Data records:
● ● ● ● ● ● ●
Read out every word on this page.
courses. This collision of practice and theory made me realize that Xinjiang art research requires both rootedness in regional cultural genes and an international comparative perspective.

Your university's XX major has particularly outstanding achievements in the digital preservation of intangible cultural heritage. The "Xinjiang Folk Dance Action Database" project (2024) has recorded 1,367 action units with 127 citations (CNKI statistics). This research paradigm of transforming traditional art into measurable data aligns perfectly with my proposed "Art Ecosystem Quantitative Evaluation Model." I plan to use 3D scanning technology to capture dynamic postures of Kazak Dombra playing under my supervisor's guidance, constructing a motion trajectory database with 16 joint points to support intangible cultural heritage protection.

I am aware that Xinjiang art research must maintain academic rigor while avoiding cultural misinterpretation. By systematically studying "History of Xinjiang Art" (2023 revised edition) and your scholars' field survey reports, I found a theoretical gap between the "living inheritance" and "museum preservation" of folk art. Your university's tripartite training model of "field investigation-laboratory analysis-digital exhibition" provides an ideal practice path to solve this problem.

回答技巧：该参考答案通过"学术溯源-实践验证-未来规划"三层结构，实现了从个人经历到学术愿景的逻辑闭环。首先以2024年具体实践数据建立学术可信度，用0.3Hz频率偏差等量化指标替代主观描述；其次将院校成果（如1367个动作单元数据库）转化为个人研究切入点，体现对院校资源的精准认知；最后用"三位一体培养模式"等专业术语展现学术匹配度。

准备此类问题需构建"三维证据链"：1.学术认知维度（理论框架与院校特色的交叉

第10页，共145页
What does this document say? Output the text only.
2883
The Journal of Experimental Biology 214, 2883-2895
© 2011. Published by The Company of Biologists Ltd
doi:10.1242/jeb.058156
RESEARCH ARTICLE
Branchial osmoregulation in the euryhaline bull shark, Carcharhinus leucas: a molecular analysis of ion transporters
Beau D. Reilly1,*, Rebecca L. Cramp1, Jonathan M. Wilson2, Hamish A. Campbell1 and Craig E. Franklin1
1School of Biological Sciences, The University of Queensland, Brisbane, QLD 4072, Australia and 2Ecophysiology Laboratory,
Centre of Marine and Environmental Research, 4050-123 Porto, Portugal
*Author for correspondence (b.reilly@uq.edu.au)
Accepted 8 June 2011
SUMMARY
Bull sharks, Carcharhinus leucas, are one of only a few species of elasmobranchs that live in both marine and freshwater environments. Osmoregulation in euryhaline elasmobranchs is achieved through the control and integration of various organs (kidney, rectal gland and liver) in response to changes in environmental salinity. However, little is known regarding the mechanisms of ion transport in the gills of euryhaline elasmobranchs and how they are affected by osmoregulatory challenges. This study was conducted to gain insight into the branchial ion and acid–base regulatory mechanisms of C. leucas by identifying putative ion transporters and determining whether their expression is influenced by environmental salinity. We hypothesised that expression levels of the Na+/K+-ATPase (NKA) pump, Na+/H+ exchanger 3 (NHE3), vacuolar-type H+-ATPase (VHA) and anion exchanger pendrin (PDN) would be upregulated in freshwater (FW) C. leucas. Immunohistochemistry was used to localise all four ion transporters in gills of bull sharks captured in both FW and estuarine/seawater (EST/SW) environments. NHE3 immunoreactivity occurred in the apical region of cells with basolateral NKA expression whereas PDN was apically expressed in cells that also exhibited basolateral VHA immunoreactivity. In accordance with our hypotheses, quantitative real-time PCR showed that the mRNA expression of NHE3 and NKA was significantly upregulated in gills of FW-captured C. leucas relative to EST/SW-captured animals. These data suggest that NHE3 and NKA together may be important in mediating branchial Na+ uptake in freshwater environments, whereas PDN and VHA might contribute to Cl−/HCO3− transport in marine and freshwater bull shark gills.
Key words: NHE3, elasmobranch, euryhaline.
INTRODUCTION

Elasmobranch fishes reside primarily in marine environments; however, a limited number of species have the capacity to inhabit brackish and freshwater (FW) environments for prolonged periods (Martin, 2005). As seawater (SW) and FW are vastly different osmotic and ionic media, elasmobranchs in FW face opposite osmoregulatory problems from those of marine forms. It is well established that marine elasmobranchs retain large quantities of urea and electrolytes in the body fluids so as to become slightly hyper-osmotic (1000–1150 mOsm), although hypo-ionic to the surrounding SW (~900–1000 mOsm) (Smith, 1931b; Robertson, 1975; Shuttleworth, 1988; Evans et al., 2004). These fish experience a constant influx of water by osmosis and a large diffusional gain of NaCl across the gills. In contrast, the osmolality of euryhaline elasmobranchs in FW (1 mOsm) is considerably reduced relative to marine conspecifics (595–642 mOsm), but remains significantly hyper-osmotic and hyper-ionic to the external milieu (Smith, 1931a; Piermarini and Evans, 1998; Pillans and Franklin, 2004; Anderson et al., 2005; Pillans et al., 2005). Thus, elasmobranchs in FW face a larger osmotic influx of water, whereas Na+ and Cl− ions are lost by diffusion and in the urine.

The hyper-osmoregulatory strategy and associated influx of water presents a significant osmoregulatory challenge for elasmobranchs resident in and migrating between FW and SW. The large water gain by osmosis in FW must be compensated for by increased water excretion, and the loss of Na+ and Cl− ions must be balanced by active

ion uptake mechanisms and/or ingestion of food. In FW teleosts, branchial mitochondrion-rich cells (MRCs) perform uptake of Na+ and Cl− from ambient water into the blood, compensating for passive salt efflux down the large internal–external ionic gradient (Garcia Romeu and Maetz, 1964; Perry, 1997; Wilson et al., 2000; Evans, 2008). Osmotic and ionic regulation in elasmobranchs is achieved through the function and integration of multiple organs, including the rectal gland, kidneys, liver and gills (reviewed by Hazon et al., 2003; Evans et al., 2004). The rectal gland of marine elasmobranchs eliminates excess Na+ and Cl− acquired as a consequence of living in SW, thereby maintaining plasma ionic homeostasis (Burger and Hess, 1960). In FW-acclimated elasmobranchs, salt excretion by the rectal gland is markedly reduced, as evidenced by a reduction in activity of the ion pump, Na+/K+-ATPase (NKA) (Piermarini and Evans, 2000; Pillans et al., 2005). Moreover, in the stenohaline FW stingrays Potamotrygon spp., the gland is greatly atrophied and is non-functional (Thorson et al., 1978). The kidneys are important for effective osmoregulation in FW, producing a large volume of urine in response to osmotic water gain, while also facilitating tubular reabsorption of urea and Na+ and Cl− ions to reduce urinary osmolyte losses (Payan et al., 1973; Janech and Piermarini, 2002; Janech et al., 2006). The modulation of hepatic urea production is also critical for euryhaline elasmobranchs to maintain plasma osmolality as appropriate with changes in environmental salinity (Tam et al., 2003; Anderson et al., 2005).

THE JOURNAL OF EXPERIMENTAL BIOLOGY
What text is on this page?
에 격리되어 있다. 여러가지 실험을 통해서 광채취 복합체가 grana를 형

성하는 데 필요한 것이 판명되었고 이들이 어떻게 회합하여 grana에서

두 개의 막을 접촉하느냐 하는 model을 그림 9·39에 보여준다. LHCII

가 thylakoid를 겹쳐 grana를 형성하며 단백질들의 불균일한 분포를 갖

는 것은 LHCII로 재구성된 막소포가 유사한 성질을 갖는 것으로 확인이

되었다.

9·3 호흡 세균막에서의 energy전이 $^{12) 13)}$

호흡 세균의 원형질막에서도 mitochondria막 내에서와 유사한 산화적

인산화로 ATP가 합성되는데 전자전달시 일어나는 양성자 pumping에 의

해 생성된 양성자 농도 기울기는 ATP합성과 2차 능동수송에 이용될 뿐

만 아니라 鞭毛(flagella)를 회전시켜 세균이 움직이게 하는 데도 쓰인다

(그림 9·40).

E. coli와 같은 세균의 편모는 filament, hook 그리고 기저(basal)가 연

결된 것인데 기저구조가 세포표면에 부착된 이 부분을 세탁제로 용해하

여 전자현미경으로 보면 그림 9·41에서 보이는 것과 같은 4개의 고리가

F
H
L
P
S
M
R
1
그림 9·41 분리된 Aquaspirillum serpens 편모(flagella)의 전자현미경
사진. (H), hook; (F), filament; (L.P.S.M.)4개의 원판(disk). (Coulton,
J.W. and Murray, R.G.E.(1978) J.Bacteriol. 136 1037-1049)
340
● ● ● ● ● ● ●
■ ABOUT THIS TASK ■
Where a line in the entries holds "grana를", copy that line.

■ ANSWER TO THE EXERCISE ■
에 격리되어 있다. 여러가지 실험을 통해서 광채취 복합체가 grana를 형
가 thylakoid를 겹쳐 grana를 형성하며 단백질들의 불균일한 분포를 갖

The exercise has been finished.